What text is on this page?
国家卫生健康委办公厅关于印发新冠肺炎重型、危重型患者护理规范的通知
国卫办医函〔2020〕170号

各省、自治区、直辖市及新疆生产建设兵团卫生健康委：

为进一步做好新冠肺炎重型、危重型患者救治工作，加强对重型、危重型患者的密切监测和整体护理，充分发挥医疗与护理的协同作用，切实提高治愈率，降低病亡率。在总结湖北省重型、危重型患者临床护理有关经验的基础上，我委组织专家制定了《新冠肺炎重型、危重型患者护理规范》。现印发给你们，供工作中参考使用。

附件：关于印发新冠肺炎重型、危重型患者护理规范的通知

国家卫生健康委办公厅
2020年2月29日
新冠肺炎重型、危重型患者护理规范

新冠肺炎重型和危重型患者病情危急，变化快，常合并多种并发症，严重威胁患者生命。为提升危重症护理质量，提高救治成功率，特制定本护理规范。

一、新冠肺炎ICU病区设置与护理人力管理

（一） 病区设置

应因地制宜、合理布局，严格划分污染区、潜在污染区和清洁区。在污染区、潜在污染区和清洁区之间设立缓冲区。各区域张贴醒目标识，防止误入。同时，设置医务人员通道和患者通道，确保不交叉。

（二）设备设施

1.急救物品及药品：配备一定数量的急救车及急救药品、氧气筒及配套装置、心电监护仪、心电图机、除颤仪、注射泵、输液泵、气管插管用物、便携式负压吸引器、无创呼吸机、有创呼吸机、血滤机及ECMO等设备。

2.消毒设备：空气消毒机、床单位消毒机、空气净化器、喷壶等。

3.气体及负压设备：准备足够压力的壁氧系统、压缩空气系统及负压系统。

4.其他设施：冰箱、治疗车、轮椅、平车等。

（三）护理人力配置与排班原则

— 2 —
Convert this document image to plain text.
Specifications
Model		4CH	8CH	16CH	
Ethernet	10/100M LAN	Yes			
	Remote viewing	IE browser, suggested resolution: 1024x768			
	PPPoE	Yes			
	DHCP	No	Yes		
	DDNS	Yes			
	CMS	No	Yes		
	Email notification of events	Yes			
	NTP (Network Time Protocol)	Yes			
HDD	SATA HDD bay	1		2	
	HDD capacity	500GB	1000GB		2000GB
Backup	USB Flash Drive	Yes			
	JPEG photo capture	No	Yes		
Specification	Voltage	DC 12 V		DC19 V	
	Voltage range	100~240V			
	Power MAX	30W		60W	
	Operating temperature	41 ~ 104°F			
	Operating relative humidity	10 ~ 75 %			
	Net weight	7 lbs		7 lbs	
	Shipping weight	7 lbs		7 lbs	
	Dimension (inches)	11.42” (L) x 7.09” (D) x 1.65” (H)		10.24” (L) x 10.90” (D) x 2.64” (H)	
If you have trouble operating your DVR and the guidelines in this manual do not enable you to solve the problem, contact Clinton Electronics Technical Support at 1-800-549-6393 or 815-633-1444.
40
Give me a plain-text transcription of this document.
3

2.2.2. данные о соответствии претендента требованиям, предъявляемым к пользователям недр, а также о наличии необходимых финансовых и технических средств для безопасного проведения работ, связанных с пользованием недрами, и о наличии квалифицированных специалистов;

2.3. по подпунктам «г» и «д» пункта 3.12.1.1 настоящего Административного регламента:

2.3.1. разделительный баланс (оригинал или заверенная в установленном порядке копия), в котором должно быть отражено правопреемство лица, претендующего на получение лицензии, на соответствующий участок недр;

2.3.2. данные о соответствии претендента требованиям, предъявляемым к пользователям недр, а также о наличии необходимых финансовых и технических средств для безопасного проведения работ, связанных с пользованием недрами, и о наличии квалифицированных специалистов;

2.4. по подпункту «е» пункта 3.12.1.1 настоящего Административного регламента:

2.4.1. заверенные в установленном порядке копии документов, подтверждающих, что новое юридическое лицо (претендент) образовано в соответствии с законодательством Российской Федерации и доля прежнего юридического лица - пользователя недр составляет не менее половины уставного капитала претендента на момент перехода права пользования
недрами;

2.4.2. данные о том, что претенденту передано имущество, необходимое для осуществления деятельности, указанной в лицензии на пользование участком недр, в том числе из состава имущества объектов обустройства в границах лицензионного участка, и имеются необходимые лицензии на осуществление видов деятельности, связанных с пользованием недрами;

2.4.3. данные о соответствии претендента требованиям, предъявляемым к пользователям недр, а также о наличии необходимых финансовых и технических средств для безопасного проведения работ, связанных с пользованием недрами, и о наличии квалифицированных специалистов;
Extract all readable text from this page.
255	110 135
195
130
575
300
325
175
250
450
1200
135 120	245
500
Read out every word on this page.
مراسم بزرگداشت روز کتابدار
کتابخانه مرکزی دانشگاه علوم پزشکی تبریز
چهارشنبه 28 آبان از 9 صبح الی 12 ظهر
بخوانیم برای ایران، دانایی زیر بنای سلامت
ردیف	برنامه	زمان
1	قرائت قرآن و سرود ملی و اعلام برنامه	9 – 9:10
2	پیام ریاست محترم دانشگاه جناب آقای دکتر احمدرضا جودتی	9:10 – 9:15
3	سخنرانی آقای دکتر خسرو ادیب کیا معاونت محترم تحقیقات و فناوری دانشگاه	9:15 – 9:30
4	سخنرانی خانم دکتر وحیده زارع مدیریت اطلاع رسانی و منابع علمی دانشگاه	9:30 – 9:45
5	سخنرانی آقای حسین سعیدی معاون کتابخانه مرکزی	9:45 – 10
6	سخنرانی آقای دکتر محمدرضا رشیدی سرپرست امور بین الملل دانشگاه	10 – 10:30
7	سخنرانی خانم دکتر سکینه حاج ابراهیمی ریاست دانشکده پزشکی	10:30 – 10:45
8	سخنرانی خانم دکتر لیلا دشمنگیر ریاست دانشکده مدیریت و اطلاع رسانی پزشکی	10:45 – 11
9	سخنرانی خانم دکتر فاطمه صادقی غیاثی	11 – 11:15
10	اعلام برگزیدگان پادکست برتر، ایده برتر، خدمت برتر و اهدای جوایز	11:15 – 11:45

» EXERCISE OBJECTIVE:
The lines above should be duplicated exactly.

» SOLUTION:
What text is on this page?
国家卫生健康委办公厅关于印发新冠肺炎重型、危重型患者护理规范的通知
国卫办医函〔2020〕170号

各省、自治区、直辖市及新疆生产建设兵团卫生健康委：

为进一步做好新冠肺炎重型、危重型患者救治工作，加强对重型、危重型患者的密切监测和整体护理，充分发挥医疗与护理的协同作用，切实提高治愈率，降低病亡率。在总结湖北省重型、危重型患者临床护理有关经验的基础上，我委组织专家制定了《新冠肺炎重型、危重型患者护理规范》。现印发给你们，供工作中参考使用。

附件：关于印发新冠肺炎重型、危重型患者护理规范的通知

国家卫生健康委办公厅
2020年2月29日
新冠肺炎重型、危重型患者护理规范

新冠肺炎重型和危重型患者病情危急，变化快，常合并多种并发症，严重威胁患者生命。为提升危重症护理质量，提高救治成功率，特制定本护理规范。

一、新冠肺炎ICU病区设置与护理人力管理

（一） 病区设置

应因地制宜、合理布局，严格划分污染区、潜在污染区和清洁区。在污染区、潜在污染区和清洁区之间设立缓冲区。各区域张贴醒目标识，防止误入。同时，设置医务人员通道和患者通道，确保不交叉。

（二）设备设施

1.急救物品及药品：配备一定数量的急救车及急救药品、氧气筒及配套装置、心电监护仪、心电图机、除颤仪、注射泵、输液泵、气管插管用物、便携式负压吸引器、无创呼吸机、有创呼吸机、血滤机及ECMO等设备。

2.消毒设备：空气消毒机、床单位消毒机、空气净化器、喷壶等。

3.气体及负压设备：准备足够压力的壁氧系统、压缩空气系统及负压系统。

4.其他设施：冰箱、治疗车、轮椅、平车等。

（三）护理人力配置与排班原则

— 2 —
Convert this document image to plain text.
Specifications
Model		4CH	8CH	16CH	
Ethernet	10/100M LAN	Yes			
	Remote viewing	IE browser, suggested resolution: 1024x768			
	PPPoE	Yes			
	DHCP	No	Yes		
	DDNS	Yes			
	CMS	No	Yes		
	Email notification of events	Yes			
	NTP (Network Time Protocol)	Yes			
HDD	SATA HDD bay	1		2	
	HDD capacity	500GB	1000GB		2000GB
Backup	USB Flash Drive	Yes			
	JPEG photo capture	No	Yes		
Specification	Voltage	DC 12 V		DC19 V	
	Voltage range	100~240V			
	Power MAX	30W		60W	
	Operating temperature	41 ~ 104°F			
	Operating relative humidity	10 ~ 75 %			
	Net weight	7 lbs		7 lbs	
	Shipping weight	7 lbs		7 lbs	
	Dimension (inches)	11.42” (L) x 7.09” (D) x 1.65” (H)		10.24” (L) x 10.90” (D) x 2.64” (H)	
If you have trouble operating your DVR and the guidelines in this manual do not enable you to solve the problem, contact Clinton Electronics Technical Support at 1-800-549-6393 or 815-633-1444.
40
Give me a plain-text transcription of this document.
3

2.2.2. данные о соответствии претендента требованиям, предъявляемым к пользователям недр, а также о наличии необходимых финансовых и технических средств для безопасного проведения работ, связанных с пользованием недрами, и о наличии квалифицированных специалистов;

2.3. по подпунктам «г» и «д» пункта 3.12.1.1 настоящего Административного регламента:

2.3.1. разделительный баланс (оригинал или заверенная в установленном порядке копия), в котором должно быть отражено правопреемство лица, претендующего на получение лицензии, на соответствующий участок недр;

2.3.2. данные о соответствии претендента требованиям, предъявляемым к пользователям недр, а также о наличии необходимых финансовых и технических средств для безопасного проведения работ, связанных с пользованием недрами, и о наличии квалифицированных специалистов;

2.4. по подпункту «е» пункта 3.12.1.1 настоящего Административного регламента:

2.4.1. заверенные в установленном порядке копии документов, подтверждающих, что новое юридическое лицо (претендент) образовано в соответствии с законодательством Российской Федерации и доля прежнего юридического лица - пользователя недр составляет не менее половины уставного капитала претендента на момент перехода права пользования
недрами;

2.4.2. данные о том, что претенденту передано имущество, необходимое для осуществления деятельности, указанной в лицензии на пользование участком недр, в том числе из состава имущества объектов обустройства в границах лицензионного участка, и имеются необходимые лицензии на осуществление видов деятельности, связанных с пользованием недрами;

2.4.3. данные о соответствии претендента требованиям, предъявляемым к пользователям недр, а также о наличии необходимых финансовых и технических средств для безопасного проведения работ, связанных с пользованием недрами, и о наличии квалифицированных специалистов;
Extract all readable text from this page.
255	110 135
195
130
575
300
325
175
250
450
1200
135 120	245
500
Read out every word on this page.
مراسم بزرگداشت روز کتابدار
کتابخانه مرکزی دانشگاه علوم پزشکی تبریز
چهارشنبه 28 آبان از 9 صبح الی 12 ظهر
بخوانیم برای ایران، دانایی زیر بنای سلامت
ردیف	برنامه	زمان
1	قرائت قرآن و سرود ملی و اعلام برنامه	9 – 9:10
2	پیام ریاست محترم دانشگاه جناب آقای دکتر احمدرضا جودتی	9:10 – 9:15
3	سخنرانی آقای دکتر خسرو ادیب کیا معاونت محترم تحقیقات و فناوری دانشگاه	9:15 – 9:30
4	سخنرانی خانم دکتر وحیده زارع مدیریت اطلاع رسانی و منابع علمی دانشگاه	9:30 – 9:45
5	سخنرانی آقای حسین سعیدی معاون کتابخانه مرکزی	9:45 – 10
6	سخنرانی آقای دکتر محمدرضا رشیدی سرپرست امور بین الملل دانشگاه	10 – 10:30
7	سخنرانی خانم دکتر سکینه حاج ابراهیمی ریاست دانشکده پزشکی	10:30 – 10:45
8	سخنرانی خانم دکتر لیلا دشمنگیر ریاست دانشکده مدیریت و اطلاع رسانی پزشکی	10:45 – 11
9	سخنرانی خانم دکتر فاطمه صادقی غیاثی	11 – 11:15
10	اعلام برگزیدگان پادکست برتر، ایده برتر، خدمت برتر و اهدای جوایز	11:15 – 11:45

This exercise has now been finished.